## start PASSAGE GIVEN

DC 12.4 | Example: Data Quality Dimensions

User Guide > Designing and Executing Data Profile > Data Quality Dimensions > Example: Data Quality Dimensions

Was this helpful?

Example: Data Quality Dimensions

To illustrate how dimensions provide greater visibility into data quality issues, let’s compare profile execution results for a single dataset with the same rules applied: one where data quality dimensions are not configured, and another where they are configured.

Our dataset contains customer account information, including name, address, email and account number. We want to know what data is missing, duplicated, and inconsistently formatted. To get answers to these initial questions, we apply the:

• IsNotBlank and IsNotNull rule types against all fields in the dataset

• MatchesRegex rule type against the Zip and Email fields

• IsNotDuplicate rule type against the Email, Company and Account Number fields

Note: When you compare the two profile execution results, you’ll notice that the Data Quality Index (DQI) scores differ slightly. This is because when no dimensions are configured the Data Quality Index score is equal to the percentage of records that passed their rule criteria. And when dimensions are configured it's equal to the average of all the dimension scores.

Without Dimensions

When data quality dimensions are not configured, post profile execution results display a long list of all executed rules and their pass/fail results (see figure, below).

To see which records are missing, duplicated, and inconsistently formatted we must look at each rule. For example, we see individual results for each field the rule is configured against (EmailIsNotBlank, StreetIsNotBlank, ZipIsNotBlank, and so forth). We cannot see the results as a whole (for all the fields the rule is applied to).

With Dimensions

As with configuring rules, configuring data quality dimensions is an iterative process. To begin configuring dimensions, we organize the rules into three dimensions:

• Completeness: IsNotBlank and IsNotNull rules – Both of these rules find fields with missing values

• Uniqueness: IsNotDuplicate rules – This rule finds non-unique values

• Validity: MatchesRegex rules – This rule finds values that don’t conform to the specified format

When dimensions are configured, post profile execution results display the same information as when dimensions are absent. However, additional information is immediately visible. We learn what data quality issues exist. In this case, there are issues with completeness, uniqueness and validity (see figure, below).

## end PASSAGE GIVEN
## start DATA EXTRACT

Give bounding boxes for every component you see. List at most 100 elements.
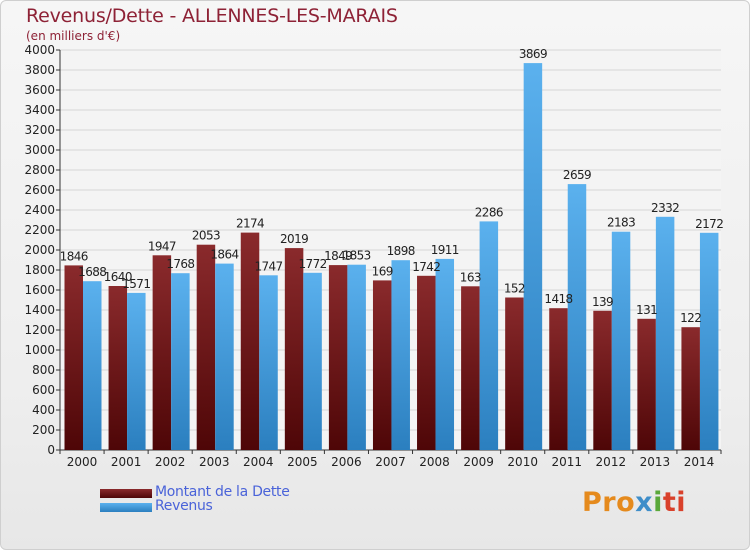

## end DATA EXTRACT

● **WRITTEN REQUEST**
Can you write out, word for word, the stretch of the data quality dimensions example that starts at the words "As with configuring" and ends after "validity (see figure, below)."?

● **FINISHED TASK**
As with configuring rules, configuring data quality dimensions is an iterative process. To begin configuring dimensions, we organize the rules into three dimensions:

• Completeness: IsNotBlank and IsNotNull rules – Both of these rules find fields with missing values

• Uniqueness: IsNotDuplicate rules – This rule finds non-unique values

• Validity: MatchesRegex rules – This rule finds values that don’t conform to the specified format

When dimensions are configured, post profile execution results display the same information as when dimensions are absent. However, additional information is immediately visible. We learn what data quality issues exist. In this case, there are issues with completeness, uniqueness and validity (see figure, below).